-- start --

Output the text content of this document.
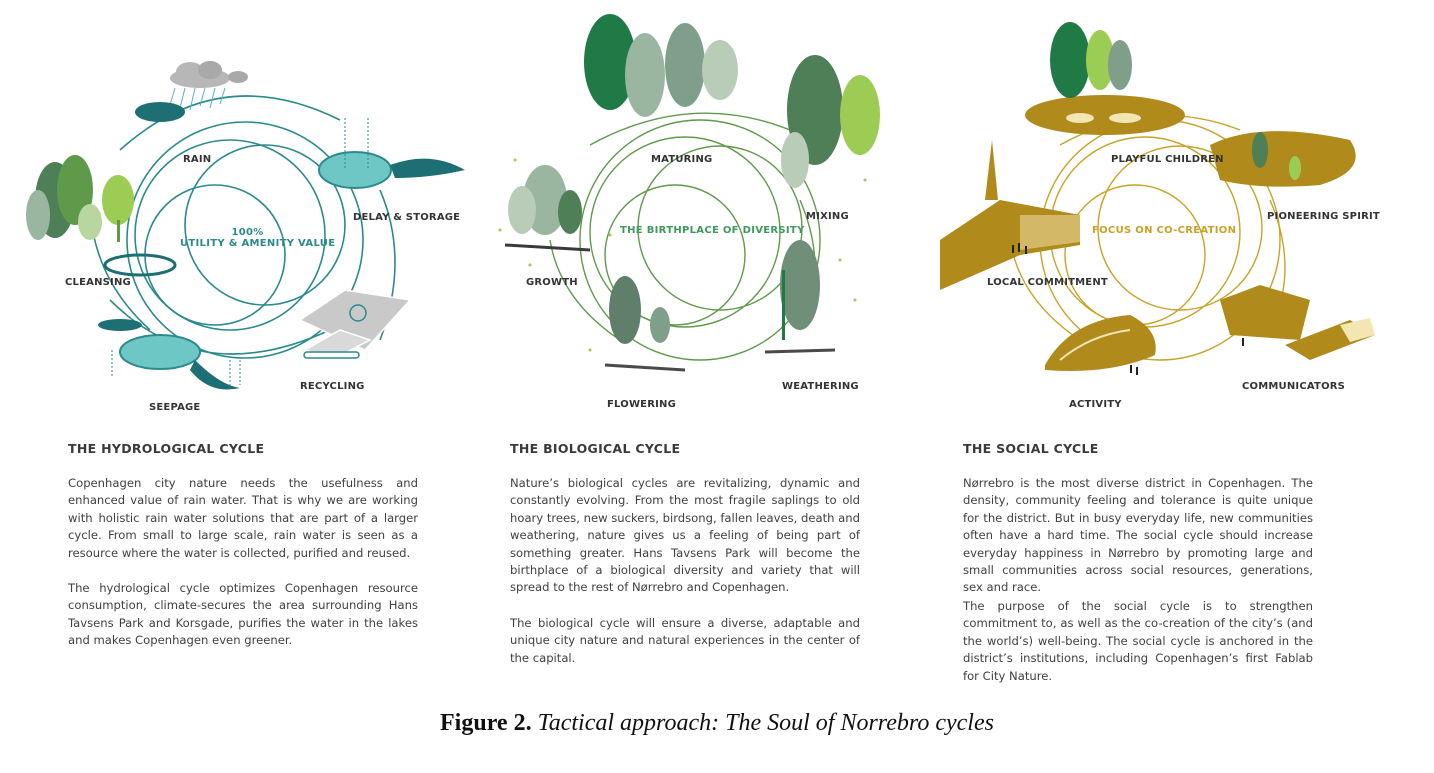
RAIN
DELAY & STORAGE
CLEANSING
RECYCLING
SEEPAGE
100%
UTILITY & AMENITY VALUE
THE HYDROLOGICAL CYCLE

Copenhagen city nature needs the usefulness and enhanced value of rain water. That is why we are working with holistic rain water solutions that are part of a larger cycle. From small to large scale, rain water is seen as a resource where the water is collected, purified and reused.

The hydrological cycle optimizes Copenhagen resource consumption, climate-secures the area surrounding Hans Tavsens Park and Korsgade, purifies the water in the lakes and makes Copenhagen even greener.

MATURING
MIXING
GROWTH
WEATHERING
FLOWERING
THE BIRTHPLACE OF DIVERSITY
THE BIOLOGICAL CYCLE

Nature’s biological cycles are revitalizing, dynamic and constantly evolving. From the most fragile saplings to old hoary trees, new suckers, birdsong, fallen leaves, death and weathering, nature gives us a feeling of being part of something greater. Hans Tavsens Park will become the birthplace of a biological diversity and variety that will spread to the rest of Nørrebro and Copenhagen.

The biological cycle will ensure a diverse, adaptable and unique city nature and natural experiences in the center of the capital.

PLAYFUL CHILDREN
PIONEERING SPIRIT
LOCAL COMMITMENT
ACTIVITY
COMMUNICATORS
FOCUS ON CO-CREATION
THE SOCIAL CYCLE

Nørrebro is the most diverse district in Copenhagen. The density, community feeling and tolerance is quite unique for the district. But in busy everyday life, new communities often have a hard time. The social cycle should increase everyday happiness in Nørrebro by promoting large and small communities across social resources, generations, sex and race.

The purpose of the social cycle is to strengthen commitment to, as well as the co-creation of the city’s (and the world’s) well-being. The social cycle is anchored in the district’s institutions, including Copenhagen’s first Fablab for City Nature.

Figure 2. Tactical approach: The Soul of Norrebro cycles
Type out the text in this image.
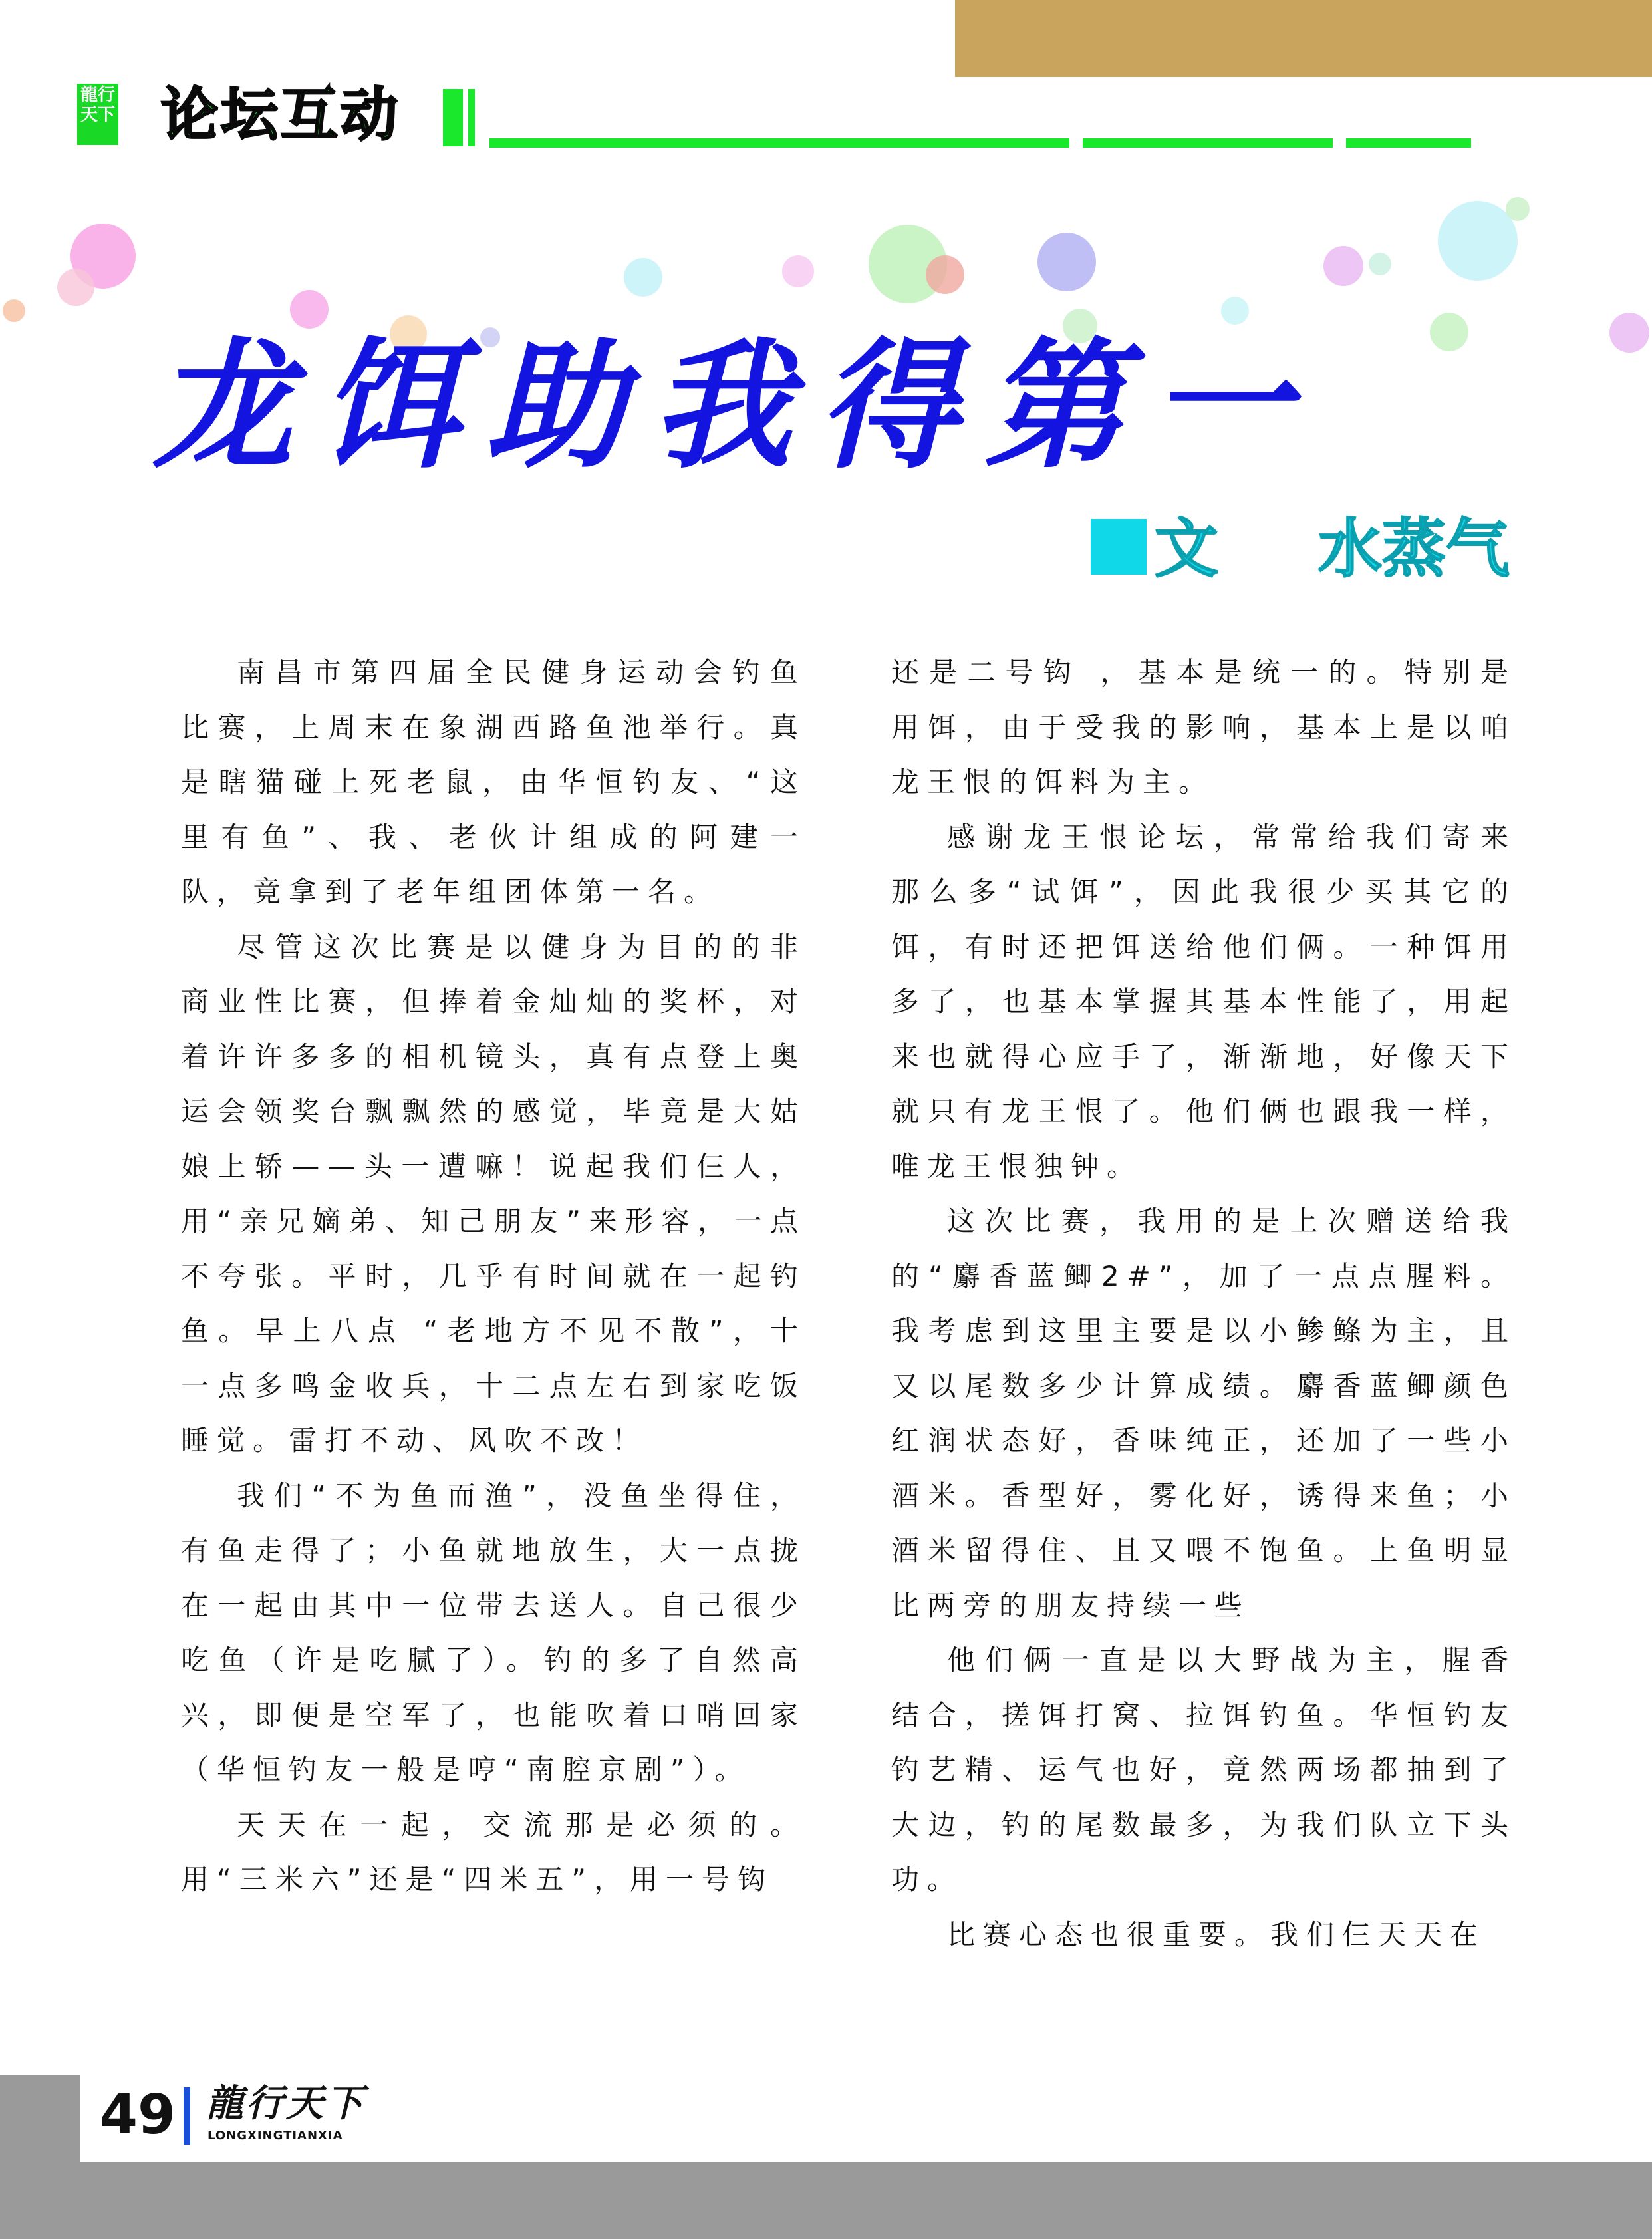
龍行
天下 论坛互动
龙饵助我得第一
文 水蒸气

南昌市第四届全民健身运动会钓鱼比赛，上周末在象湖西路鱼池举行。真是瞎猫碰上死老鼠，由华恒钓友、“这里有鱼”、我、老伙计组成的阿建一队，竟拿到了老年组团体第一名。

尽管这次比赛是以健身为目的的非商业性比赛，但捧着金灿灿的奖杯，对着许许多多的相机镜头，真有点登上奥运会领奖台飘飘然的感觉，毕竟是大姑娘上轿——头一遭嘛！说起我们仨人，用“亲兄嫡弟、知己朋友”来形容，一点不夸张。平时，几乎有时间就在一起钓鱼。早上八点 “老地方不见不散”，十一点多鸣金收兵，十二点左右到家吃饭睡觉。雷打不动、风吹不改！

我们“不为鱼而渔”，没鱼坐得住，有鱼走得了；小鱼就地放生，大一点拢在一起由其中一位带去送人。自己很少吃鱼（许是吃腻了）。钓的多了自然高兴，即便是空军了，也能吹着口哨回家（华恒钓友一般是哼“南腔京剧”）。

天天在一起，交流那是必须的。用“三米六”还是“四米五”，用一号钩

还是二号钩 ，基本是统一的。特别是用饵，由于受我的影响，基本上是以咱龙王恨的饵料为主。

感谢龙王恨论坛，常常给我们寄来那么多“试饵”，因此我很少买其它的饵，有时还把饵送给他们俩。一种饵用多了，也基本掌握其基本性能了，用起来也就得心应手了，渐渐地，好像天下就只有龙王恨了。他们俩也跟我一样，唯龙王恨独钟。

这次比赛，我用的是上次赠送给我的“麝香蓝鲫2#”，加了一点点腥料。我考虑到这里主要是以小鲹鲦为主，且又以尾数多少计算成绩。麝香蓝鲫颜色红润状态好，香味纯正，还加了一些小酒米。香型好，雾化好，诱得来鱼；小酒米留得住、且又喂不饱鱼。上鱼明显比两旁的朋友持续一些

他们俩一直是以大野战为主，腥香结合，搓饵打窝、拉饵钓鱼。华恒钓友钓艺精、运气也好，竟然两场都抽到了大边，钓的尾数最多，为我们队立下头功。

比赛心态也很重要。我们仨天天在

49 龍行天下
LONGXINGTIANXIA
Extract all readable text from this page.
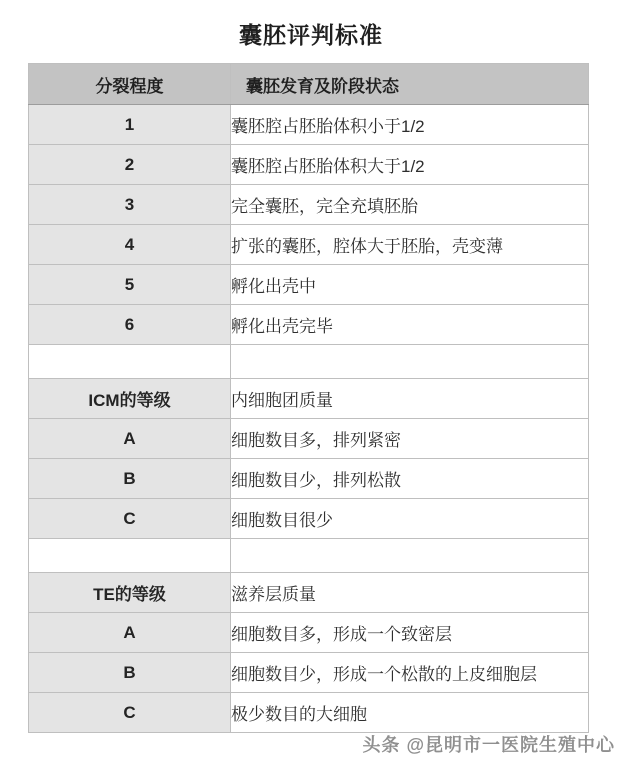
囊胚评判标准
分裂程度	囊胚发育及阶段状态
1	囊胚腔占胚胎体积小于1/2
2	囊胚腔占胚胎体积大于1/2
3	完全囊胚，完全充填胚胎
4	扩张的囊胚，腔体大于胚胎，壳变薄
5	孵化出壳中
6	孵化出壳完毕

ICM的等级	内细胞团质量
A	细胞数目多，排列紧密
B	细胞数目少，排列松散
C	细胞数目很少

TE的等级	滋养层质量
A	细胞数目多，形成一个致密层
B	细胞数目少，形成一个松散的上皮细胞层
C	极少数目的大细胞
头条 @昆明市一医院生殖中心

-- end --

Pictures are left out; print exactly the lines from the one holding "Extract all readable text from this page." through the last line of the listing above, both included.

Extract all readable text from this page.
囊胚评判标准
分裂程度	囊胚发育及阶段状态
1	囊胚腔占胚胎体积小于1/2
2	囊胚腔占胚胎体积大于1/2
3	完全囊胚，完全充填胚胎
4	扩张的囊胚，腔体大于胚胎，壳变薄
5	孵化出壳中
6	孵化出壳完毕

ICM的等级	内细胞团质量
A	细胞数目多，排列紧密
B	细胞数目少，排列松散
C	细胞数目很少

TE的等级	滋养层质量
A	细胞数目多，形成一个致密层
B	细胞数目少，形成一个松散的上皮细胞层
C	极少数目的大细胞
头条 @昆明市一医院生殖中心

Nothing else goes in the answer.